- **Transcribed document page entries**:
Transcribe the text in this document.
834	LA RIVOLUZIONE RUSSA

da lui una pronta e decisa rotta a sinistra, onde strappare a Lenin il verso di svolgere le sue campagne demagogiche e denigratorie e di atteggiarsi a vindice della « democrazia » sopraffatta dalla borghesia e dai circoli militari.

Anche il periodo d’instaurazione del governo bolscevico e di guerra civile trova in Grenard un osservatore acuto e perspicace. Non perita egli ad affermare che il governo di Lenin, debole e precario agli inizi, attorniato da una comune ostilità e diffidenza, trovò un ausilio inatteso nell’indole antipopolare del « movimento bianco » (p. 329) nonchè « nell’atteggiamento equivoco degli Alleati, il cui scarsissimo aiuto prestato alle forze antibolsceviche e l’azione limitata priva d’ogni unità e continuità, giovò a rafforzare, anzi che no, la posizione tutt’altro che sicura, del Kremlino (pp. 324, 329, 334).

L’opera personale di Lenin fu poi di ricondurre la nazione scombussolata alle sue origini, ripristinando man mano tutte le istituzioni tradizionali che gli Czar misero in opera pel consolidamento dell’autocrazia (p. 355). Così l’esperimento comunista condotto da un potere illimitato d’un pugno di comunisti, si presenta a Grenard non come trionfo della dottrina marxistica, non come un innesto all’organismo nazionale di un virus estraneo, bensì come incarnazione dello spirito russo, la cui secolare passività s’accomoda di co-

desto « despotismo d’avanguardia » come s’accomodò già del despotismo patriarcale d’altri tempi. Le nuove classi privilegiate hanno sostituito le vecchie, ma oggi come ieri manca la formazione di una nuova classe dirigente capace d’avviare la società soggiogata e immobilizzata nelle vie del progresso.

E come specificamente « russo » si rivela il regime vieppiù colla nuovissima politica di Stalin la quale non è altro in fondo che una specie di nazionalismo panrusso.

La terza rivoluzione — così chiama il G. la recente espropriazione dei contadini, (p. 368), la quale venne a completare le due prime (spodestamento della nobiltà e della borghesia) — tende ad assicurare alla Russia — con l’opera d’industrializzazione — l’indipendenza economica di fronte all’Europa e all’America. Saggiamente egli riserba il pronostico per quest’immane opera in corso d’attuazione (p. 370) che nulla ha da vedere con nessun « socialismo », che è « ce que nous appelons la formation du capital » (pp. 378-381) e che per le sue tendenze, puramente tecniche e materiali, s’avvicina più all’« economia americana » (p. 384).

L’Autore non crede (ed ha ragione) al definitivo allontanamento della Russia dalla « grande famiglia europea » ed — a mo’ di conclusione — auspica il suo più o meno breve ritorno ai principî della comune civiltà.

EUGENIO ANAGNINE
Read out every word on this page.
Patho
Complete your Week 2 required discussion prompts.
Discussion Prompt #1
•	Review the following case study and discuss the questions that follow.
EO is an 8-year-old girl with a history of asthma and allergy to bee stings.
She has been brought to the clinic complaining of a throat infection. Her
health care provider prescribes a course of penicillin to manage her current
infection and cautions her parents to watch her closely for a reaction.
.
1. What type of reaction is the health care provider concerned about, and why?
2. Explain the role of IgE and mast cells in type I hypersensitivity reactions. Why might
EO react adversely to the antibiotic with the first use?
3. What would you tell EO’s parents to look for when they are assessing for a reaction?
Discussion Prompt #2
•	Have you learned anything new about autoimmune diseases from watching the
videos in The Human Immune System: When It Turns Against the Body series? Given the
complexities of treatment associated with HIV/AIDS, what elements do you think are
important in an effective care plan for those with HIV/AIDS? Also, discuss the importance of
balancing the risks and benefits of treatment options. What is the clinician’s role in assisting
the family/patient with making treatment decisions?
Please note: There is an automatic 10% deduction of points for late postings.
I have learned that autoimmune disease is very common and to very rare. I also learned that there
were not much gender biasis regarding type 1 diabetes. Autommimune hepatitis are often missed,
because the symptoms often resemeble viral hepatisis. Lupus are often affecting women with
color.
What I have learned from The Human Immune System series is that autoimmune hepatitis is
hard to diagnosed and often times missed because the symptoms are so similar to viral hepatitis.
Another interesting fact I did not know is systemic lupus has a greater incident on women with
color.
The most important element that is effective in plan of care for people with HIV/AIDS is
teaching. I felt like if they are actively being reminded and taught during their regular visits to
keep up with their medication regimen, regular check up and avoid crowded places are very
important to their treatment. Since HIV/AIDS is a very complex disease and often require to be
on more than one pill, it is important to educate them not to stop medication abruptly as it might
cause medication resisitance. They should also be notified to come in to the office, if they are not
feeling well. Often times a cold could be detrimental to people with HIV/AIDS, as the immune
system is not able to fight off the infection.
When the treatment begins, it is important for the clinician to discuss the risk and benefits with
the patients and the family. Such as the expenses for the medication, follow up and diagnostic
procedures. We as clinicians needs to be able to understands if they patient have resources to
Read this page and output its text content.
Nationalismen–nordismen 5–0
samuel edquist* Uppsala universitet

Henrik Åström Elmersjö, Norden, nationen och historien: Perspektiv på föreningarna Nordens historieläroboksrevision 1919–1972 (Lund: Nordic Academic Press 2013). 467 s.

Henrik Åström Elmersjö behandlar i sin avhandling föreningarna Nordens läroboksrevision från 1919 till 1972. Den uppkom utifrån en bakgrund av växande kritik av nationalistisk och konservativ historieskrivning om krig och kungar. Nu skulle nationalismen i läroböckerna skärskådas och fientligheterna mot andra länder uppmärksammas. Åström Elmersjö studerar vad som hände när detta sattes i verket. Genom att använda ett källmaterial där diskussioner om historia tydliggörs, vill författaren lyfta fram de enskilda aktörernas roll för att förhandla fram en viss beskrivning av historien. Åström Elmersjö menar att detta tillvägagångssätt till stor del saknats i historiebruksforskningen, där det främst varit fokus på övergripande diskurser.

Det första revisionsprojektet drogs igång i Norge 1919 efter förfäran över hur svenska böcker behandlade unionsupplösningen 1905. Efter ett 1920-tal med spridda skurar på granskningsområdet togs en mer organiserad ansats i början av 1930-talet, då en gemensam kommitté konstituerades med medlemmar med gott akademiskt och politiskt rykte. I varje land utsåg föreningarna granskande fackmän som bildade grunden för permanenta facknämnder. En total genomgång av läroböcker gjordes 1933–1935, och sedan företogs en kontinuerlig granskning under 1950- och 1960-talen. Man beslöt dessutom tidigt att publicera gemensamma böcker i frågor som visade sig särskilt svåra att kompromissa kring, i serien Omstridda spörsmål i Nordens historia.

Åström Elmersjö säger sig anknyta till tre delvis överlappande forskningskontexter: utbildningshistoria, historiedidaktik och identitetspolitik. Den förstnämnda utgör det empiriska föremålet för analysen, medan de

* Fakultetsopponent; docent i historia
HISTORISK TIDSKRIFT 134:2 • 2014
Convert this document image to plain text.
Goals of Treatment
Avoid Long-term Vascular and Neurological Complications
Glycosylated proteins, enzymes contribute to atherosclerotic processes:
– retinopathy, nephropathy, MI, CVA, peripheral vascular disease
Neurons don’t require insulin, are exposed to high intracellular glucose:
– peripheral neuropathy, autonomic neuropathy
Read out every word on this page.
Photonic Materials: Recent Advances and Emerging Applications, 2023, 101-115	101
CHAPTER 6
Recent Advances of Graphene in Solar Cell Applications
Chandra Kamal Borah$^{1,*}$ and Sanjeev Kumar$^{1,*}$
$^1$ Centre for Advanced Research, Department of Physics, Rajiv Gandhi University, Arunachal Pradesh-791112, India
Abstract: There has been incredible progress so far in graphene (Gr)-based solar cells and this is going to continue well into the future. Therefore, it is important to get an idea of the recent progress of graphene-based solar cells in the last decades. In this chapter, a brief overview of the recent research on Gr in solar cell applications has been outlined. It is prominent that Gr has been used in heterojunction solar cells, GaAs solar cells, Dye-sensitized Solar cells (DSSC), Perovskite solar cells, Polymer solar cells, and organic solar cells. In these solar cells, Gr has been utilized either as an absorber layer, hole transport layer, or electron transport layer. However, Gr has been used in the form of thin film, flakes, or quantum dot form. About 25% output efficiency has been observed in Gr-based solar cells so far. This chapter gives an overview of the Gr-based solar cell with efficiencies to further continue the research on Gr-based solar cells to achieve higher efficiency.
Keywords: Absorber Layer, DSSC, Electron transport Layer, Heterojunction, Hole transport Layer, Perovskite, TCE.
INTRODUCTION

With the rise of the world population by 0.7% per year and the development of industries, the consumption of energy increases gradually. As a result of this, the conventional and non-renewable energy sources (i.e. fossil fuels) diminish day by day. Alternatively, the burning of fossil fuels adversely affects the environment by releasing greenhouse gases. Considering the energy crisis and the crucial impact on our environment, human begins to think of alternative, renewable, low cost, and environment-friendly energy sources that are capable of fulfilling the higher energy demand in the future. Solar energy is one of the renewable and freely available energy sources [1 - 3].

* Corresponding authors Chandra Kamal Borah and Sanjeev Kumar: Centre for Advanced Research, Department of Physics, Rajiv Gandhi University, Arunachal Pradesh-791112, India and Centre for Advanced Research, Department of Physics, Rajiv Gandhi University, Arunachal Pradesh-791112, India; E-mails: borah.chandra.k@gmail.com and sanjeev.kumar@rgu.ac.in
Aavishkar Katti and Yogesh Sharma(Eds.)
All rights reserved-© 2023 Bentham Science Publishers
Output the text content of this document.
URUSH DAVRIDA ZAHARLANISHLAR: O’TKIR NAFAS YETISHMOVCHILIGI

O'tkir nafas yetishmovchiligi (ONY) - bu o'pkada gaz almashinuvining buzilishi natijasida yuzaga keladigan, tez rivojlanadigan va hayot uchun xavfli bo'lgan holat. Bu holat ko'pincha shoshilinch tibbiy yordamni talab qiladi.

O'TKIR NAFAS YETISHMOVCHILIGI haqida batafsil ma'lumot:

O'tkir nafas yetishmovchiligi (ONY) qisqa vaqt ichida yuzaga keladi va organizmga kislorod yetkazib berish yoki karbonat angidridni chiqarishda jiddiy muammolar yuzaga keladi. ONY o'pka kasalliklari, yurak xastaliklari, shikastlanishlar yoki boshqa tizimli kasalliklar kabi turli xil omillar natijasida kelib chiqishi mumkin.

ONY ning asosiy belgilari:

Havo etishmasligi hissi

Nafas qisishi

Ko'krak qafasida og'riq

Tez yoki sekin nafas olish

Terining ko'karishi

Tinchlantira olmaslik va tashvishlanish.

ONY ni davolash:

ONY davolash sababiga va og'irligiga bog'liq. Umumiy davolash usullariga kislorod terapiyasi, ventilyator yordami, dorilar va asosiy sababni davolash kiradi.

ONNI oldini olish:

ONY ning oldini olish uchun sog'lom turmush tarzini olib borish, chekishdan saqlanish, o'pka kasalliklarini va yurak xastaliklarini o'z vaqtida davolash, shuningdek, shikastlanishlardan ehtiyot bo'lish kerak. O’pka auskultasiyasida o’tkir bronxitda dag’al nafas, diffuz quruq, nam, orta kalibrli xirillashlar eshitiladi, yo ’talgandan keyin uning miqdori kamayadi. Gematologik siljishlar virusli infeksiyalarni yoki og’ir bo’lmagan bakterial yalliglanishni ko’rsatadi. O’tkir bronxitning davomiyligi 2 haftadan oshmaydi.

- **Task prompt**: Please show every line of the entries above that contains the word "because".

- **Your solution**:
because the symptoms often resemeble viral hepatisis. Lupus are often affecting women with
hard to diagnosed and often times missed because the symptoms are so similar to viral hepatitis.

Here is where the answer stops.